**Given exercise**
Scan the listing and work out how many lines contain the word "Dioxide". Nothing but the number should be given.

** BEGIN Given entries **

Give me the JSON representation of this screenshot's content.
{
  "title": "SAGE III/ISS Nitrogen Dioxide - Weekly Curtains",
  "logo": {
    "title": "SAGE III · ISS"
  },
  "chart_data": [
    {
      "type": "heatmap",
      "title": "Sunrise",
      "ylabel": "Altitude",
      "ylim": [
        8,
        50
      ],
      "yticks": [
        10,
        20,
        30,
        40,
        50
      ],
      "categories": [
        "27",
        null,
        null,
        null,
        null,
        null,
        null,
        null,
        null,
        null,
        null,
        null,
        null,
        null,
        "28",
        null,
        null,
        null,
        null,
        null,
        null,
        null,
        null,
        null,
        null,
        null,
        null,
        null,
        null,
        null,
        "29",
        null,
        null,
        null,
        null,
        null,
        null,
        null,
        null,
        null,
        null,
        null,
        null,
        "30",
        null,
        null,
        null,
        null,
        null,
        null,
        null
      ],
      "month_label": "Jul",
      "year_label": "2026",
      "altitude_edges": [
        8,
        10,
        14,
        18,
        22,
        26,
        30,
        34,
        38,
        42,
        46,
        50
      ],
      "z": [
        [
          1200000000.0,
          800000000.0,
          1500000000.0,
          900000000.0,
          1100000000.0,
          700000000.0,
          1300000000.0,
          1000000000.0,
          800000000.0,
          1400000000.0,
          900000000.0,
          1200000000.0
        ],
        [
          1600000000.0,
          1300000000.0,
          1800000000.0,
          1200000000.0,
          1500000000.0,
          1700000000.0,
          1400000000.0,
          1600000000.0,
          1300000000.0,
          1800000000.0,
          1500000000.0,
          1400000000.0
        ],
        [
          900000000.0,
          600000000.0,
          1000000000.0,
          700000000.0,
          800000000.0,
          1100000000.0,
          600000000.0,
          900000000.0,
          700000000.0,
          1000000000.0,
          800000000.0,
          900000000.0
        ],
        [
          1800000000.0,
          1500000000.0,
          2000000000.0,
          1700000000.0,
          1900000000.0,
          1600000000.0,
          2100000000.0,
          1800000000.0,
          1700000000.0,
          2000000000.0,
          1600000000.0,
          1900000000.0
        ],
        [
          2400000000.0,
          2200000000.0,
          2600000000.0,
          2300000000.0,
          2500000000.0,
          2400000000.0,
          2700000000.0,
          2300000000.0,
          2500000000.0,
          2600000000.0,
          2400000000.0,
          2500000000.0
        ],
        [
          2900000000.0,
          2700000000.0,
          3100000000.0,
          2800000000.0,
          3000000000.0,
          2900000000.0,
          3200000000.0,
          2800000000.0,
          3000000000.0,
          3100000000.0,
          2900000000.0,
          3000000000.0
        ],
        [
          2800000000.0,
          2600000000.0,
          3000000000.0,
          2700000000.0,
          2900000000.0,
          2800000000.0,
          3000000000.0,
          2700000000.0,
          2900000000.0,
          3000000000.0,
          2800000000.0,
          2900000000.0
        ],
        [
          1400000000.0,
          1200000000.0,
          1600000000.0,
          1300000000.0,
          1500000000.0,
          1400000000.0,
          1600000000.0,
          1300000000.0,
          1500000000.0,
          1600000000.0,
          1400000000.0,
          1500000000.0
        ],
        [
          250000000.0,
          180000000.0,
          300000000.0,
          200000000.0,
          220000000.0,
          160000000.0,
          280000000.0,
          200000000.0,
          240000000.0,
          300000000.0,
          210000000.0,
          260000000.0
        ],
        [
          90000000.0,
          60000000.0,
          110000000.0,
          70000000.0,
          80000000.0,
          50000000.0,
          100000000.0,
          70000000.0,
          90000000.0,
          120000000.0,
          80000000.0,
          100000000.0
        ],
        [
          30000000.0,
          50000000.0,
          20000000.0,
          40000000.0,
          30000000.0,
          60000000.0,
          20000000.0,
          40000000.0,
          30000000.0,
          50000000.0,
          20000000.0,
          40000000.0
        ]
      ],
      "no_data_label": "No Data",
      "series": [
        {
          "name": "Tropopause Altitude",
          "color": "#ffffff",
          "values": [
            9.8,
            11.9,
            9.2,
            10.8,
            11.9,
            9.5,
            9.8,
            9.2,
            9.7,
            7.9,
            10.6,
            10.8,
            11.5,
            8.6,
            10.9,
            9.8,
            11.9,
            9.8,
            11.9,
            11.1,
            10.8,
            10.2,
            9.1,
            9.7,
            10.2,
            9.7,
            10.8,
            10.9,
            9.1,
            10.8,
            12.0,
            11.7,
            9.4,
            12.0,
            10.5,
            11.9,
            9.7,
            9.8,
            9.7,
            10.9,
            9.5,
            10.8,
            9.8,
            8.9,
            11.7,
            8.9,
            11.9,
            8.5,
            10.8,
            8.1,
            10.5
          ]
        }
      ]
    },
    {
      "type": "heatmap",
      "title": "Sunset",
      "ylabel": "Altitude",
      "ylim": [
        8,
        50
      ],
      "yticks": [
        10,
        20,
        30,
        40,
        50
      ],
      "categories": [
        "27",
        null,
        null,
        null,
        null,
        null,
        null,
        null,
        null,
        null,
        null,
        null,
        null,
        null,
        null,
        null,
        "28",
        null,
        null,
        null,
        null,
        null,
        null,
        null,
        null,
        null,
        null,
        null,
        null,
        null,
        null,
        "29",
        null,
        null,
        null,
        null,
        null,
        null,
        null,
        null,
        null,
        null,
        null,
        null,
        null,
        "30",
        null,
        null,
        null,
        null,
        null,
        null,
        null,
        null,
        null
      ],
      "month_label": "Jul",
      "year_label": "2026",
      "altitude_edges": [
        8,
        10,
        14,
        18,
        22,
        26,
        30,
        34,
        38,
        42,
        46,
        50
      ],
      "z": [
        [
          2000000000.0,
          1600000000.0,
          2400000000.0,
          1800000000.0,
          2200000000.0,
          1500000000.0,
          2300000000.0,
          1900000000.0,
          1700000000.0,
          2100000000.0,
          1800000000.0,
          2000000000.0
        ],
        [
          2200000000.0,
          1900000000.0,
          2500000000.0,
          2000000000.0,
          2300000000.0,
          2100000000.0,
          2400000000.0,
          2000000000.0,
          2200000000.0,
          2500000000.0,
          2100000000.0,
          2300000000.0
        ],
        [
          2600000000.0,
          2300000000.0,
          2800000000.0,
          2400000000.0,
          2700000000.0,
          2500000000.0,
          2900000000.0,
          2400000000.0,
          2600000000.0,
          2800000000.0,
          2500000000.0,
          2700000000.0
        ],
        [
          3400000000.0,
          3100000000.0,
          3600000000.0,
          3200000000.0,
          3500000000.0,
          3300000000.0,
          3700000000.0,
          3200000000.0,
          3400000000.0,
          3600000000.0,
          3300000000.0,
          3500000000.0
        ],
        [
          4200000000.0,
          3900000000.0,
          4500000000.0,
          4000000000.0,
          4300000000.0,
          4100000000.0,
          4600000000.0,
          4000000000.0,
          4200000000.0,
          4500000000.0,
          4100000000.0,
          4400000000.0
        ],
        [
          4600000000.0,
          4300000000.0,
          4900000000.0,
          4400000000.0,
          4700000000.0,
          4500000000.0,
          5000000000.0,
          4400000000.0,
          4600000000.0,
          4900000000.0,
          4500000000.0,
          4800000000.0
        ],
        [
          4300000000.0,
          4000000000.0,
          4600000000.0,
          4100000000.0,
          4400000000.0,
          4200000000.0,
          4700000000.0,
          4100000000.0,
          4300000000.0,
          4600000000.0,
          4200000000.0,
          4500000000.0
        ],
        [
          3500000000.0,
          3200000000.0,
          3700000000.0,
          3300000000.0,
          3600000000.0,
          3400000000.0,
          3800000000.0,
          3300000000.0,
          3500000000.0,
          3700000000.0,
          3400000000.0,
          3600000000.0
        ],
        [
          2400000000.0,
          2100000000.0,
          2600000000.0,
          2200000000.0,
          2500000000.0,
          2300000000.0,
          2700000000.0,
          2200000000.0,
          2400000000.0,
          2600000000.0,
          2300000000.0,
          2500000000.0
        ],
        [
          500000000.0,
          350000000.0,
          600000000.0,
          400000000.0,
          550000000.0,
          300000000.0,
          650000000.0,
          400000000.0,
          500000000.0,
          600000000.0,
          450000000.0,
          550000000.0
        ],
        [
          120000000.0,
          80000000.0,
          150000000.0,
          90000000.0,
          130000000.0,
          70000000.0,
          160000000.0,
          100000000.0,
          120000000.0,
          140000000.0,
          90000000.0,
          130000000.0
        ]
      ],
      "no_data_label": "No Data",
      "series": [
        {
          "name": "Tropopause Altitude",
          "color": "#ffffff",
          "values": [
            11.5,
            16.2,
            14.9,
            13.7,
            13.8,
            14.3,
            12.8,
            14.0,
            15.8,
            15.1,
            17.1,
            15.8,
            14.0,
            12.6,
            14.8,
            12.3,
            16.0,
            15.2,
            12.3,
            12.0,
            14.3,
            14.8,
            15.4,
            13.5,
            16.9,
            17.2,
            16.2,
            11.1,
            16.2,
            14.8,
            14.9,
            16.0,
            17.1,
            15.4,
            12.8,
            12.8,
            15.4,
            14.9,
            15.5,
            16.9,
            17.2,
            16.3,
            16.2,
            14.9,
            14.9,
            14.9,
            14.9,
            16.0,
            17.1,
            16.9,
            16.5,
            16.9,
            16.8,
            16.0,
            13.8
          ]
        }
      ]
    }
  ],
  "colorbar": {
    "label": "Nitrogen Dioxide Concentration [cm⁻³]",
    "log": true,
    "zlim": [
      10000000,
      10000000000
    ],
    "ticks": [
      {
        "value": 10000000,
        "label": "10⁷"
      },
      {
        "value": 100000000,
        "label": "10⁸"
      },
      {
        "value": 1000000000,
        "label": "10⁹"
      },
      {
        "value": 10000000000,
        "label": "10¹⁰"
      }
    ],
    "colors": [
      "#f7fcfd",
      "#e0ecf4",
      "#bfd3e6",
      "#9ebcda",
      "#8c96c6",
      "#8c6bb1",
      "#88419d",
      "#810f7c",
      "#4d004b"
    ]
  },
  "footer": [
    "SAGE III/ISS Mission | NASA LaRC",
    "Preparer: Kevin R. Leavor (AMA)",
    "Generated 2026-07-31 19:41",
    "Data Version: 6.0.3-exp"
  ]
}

** END Given entries **

**Written solution**
2